[AIM OF THE EXERCISE]
Write the material out again, line by line, exactly as it is.

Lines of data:
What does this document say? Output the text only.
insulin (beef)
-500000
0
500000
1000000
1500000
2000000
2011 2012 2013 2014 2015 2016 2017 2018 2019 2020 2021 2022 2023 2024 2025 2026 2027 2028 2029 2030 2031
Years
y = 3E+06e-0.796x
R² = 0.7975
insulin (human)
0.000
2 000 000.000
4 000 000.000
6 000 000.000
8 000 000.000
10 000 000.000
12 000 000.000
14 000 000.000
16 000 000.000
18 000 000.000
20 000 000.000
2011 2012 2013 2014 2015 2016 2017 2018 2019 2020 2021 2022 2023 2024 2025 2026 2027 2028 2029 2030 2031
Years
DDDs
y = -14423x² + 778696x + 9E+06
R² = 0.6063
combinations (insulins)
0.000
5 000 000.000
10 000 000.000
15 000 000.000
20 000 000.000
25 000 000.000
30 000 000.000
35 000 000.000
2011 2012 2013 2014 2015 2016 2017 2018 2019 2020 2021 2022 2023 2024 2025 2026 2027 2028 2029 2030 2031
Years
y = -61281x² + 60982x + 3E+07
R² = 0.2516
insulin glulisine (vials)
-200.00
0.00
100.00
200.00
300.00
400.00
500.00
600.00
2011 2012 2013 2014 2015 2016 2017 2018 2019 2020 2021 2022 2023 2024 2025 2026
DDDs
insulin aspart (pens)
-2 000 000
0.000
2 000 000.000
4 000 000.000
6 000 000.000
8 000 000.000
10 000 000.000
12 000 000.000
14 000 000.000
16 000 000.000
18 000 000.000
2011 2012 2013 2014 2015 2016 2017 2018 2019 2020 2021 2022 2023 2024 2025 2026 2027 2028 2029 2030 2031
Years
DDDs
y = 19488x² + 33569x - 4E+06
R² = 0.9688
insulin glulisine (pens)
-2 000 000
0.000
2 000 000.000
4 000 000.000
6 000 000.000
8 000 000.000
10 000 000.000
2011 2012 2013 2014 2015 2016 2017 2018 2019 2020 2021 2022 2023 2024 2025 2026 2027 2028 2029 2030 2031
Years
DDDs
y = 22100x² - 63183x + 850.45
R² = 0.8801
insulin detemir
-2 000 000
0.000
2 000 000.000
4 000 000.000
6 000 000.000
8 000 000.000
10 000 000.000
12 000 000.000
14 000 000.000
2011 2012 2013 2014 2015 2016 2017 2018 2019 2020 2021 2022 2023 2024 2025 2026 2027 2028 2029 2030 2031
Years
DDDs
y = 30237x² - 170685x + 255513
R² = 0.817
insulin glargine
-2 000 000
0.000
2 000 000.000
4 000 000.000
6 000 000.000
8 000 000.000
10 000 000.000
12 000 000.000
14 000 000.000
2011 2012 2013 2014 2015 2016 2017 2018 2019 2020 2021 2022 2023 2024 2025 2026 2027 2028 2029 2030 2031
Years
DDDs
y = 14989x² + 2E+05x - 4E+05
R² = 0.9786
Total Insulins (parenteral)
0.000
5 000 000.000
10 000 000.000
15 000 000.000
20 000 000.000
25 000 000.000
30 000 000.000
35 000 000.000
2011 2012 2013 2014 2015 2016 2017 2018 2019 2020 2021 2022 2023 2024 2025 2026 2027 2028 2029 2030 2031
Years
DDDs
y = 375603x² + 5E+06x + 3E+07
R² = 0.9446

[COMPLETE ANSWER]
What does this document say? Output the text only.
insulin (beef)
-500000
0
500000
1000000
1500000
2000000
2011 2012 2013 2014 2015 2016 2017 2018 2019 2020 2021 2022 2023 2024 2025 2026 2027 2028 2029 2030 2031
Years
y = 3E+06e-0.796x
R² = 0.7975
insulin (human)
0.000
2 000 000.000
4 000 000.000
6 000 000.000
8 000 000.000
10 000 000.000
12 000 000.000
14 000 000.000
16 000 000.000
18 000 000.000
20 000 000.000
2011 2012 2013 2014 2015 2016 2017 2018 2019 2020 2021 2022 2023 2024 2025 2026 2027 2028 2029 2030 2031
Years
DDDs
y = -14423x² + 778696x + 9E+06
R² = 0.6063
combinations (insulins)
0.000
5 000 000.000
10 000 000.000
15 000 000.000
20 000 000.000
25 000 000.000
30 000 000.000
35 000 000.000
2011 2012 2013 2014 2015 2016 2017 2018 2019 2020 2021 2022 2023 2024 2025 2026 2027 2028 2029 2030 2031
Years
y = -61281x² + 60982x + 3E+07
R² = 0.2516
insulin glulisine (vials)
-200.00
0.00
100.00
200.00
300.00
400.00
500.00
600.00
2011 2012 2013 2014 2015 2016 2017 2018 2019 2020 2021 2022 2023 2024 2025 2026
DDDs
insulin aspart (pens)
-2 000 000
0.000
2 000 000.000
4 000 000.000
6 000 000.000
8 000 000.000
10 000 000.000
12 000 000.000
14 000 000.000
16 000 000.000
18 000 000.000
2011 2012 2013 2014 2015 2016 2017 2018 2019 2020 2021 2022 2023 2024 2025 2026 2027 2028 2029 2030 2031
Years
DDDs
y = 19488x² + 33569x - 4E+06
R² = 0.9688
insulin glulisine (pens)
-2 000 000
0.000
2 000 000.000
4 000 000.000
6 000 000.000
8 000 000.000
10 000 000.000
2011 2012 2013 2014 2015 2016 2017 2018 2019 2020 2021 2022 2023 2024 2025 2026 2027 2028 2029 2030 2031
Years
DDDs
y = 22100x² - 63183x + 850.45
R² = 0.8801
insulin detemir
-2 000 000
0.000
2 000 000.000
4 000 000.000
6 000 000.000
8 000 000.000
10 000 000.000
12 000 000.000
14 000 000.000
2011 2012 2013 2014 2015 2016 2017 2018 2019 2020 2021 2022 2023 2024 2025 2026 2027 2028 2029 2030 2031
Years
DDDs
y = 30237x² - 170685x + 255513
R² = 0.817
insulin glargine
-2 000 000
0.000
2 000 000.000
4 000 000.000
6 000 000.000
8 000 000.000
10 000 000.000
12 000 000.000
14 000 000.000
2011 2012 2013 2014 2015 2016 2017 2018 2019 2020 2021 2022 2023 2024 2025 2026 2027 2028 2029 2030 2031
Years
DDDs
y = 14989x² + 2E+05x - 4E+05
R² = 0.9786
Total Insulins (parenteral)
0.000
5 000 000.000
10 000 000.000
15 000 000.000
20 000 000.000
25 000 000.000
30 000 000.000
35 000 000.000
2011 2012 2013 2014 2015 2016 2017 2018 2019 2020 2021 2022 2023 2024 2025 2026 2027 2028 2029 2030 2031
Years
DDDs
y = 375603x² + 5E+06x + 3E+07
R² = 0.9446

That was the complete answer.